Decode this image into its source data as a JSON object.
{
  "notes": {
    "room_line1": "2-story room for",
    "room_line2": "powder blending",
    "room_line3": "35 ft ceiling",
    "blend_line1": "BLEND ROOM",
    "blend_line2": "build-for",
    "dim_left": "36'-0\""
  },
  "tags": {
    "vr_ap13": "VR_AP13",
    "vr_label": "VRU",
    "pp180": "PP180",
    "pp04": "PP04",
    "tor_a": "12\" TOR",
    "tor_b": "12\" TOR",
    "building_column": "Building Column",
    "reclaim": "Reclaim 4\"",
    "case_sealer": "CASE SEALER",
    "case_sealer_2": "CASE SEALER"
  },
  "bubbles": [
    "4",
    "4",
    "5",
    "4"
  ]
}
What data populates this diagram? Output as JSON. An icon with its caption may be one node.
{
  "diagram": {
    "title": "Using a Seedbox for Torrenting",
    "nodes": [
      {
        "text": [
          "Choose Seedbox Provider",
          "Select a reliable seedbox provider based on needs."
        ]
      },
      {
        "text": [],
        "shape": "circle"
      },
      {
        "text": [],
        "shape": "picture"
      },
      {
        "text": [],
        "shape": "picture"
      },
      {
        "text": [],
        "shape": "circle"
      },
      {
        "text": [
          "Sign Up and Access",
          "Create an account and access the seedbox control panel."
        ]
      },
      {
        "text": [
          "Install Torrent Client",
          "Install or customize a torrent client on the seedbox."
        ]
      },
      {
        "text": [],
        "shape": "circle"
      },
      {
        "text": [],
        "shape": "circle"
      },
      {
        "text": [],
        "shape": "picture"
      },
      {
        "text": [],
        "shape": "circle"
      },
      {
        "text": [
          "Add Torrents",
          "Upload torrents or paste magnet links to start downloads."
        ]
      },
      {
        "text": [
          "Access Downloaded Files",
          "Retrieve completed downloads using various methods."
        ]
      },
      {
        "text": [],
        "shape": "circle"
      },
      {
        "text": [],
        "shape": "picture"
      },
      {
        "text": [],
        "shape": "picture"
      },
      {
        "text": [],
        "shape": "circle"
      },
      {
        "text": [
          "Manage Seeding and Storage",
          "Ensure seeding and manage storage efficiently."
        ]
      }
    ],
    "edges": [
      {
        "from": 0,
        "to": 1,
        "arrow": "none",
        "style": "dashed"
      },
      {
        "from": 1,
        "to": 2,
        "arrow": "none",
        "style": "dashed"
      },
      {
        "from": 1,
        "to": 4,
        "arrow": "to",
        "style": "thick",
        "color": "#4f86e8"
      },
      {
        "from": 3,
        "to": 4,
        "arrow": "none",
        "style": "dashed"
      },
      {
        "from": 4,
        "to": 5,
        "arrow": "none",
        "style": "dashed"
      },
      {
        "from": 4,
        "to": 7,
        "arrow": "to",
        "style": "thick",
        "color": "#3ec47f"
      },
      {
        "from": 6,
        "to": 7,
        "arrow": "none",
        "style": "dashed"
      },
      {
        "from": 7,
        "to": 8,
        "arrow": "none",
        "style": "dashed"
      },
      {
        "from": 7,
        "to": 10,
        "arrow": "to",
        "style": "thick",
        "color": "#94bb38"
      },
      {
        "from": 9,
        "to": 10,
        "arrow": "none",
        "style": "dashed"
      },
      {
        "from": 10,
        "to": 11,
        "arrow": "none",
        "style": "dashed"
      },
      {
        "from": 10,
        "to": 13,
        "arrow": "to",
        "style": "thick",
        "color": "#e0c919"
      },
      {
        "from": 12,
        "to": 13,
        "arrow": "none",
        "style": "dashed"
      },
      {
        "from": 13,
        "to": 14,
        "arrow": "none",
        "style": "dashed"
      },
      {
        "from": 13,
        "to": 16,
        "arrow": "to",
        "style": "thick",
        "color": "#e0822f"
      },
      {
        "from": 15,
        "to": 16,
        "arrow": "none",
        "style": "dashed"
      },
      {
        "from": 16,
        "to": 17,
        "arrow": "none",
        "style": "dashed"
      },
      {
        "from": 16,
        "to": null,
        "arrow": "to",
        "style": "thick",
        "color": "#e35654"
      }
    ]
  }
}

## PROMPT
Copy each line above that contains the word "this".

## THE SOLUTION
Decode this image into its source data as a JSON object.
What data populates this diagram? Output as JSON. An icon with its caption may be one node.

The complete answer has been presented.